:: WHAT IS ASKED ::
In the listing below, find every line with the string "саморегулируемой" and pull it out.

:: Stored entries ::
##############################
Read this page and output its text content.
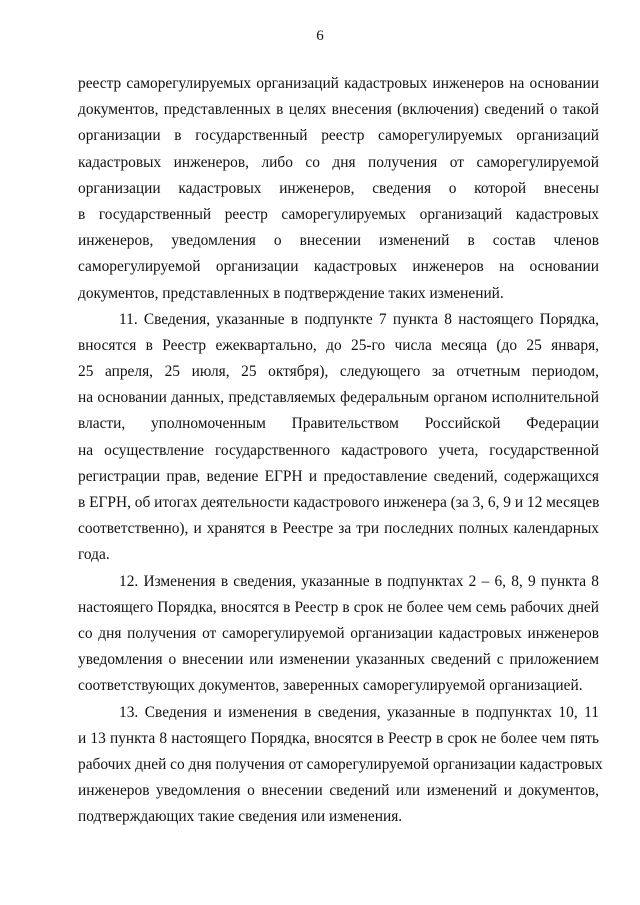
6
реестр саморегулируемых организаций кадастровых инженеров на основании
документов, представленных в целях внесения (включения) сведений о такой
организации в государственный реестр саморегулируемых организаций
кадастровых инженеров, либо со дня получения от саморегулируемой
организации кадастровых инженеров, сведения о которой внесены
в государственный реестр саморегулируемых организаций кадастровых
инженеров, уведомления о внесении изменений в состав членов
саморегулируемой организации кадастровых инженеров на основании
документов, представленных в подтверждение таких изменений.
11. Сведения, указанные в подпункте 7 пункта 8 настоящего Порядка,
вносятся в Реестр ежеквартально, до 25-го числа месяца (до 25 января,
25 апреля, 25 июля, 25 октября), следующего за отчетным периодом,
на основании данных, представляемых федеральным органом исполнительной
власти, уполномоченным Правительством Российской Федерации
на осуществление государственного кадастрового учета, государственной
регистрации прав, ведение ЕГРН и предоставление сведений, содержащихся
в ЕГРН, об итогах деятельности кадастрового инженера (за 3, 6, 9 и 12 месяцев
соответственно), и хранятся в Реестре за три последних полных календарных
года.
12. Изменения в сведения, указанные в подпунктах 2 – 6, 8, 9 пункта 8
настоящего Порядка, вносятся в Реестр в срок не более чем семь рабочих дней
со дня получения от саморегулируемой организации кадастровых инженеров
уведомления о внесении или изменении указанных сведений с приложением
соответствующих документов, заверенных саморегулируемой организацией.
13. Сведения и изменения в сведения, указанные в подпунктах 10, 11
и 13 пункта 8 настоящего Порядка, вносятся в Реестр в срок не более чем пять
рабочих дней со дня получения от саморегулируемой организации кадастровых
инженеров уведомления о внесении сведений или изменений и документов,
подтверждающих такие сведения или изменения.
##############################
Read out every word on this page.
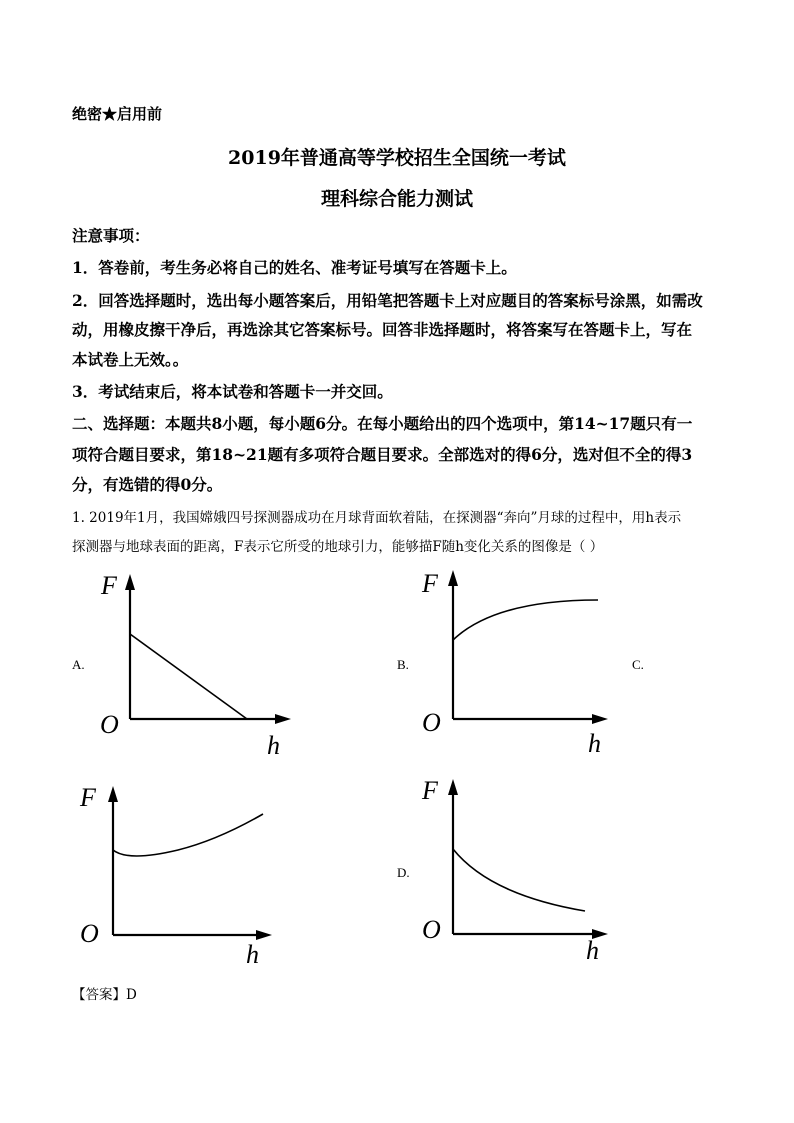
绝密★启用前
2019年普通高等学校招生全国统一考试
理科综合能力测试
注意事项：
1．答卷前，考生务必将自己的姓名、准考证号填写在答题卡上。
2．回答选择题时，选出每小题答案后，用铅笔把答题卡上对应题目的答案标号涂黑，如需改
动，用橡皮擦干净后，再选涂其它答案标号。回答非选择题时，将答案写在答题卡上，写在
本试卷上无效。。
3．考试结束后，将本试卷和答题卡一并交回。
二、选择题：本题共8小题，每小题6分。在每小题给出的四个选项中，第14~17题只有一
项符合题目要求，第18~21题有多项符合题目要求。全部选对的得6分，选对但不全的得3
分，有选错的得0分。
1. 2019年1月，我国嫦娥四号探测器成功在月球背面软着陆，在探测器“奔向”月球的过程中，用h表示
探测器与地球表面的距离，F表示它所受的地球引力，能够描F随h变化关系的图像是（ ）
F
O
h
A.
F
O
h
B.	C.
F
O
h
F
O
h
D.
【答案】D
##############################
:: RESULT OF THE EXERCISE ::
кадастровых инженеров, либо со дня получения от саморегулируемой
саморегулируемой организации кадастровых инженеров на основании
со дня получения от саморегулируемой организации кадастровых инженеров
соответствующих документов, заверенных саморегулируемой организацией.
рабочих дней со дня получения от саморегулируемой организации кадастровых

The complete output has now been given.